_To be done:_
Copy each entry as it stands, leaving nothing out.

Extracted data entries
————————
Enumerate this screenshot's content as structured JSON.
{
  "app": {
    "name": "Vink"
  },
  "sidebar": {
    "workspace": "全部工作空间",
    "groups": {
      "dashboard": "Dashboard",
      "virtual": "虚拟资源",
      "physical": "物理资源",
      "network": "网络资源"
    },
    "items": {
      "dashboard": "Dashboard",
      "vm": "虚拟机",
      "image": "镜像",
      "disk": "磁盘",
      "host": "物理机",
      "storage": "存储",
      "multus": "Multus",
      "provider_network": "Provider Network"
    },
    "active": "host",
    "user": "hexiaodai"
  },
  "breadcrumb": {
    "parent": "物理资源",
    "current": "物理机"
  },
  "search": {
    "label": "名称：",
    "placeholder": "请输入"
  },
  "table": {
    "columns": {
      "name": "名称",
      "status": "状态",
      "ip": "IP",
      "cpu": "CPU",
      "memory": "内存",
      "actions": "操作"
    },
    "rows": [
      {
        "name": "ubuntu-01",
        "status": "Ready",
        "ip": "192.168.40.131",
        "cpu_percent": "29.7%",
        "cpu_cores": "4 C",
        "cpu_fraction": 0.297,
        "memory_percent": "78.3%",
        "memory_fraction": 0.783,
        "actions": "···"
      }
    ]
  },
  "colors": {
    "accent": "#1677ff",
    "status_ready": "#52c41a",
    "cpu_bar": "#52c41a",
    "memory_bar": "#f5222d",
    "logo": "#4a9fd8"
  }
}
————————
_Output of the exercise:_
Enumerate this screenshot's content as structured JSON.
{
  "app": {
    "name": "Vink"
  },
  "sidebar": {
    "workspace": "全部工作空间",
    "groups": {
      "dashboard": "Dashboard",
      "virtual": "虚拟资源",
      "physical": "物理资源",
      "network": "网络资源"
    },
    "items": {
      "dashboard": "Dashboard",
      "vm": "虚拟机",
      "image": "镜像",
      "disk": "磁盘",
      "host": "物理机",
      "storage": "存储",
      "multus": "Multus",
      "provider_network": "Provider Network"
    },
    "active": "host",
    "user": "hexiaodai"
  },
  "breadcrumb": {
    "parent": "物理资源",
    "current": "物理机"
  },
  "search": {
    "label": "名称：",
    "placeholder": "请输入"
  },
  "table": {
    "columns": {
      "name": "名称",
      "status": "状态",
      "ip": "IP",
      "cpu": "CPU",
      "memory": "内存",
      "actions": "操作"
    },
    "rows": [
      {
        "name": "ubuntu-01",
        "status": "Ready",
        "ip": "192.168.40.131",
        "cpu_percent": "29.7%",
        "cpu_cores": "4 C",
        "cpu_fraction": 0.297,
        "memory_percent": "78.3%",
        "memory_fraction": 0.783,
        "actions": "···"
      }
    ]
  },
  "colors": {
    "accent": "#1677ff",
    "status_ready": "#52c41a",
    "cpu_bar": "#52c41a",
    "memory_bar": "#f5222d",
    "logo": "#4a9fd8"
  }
}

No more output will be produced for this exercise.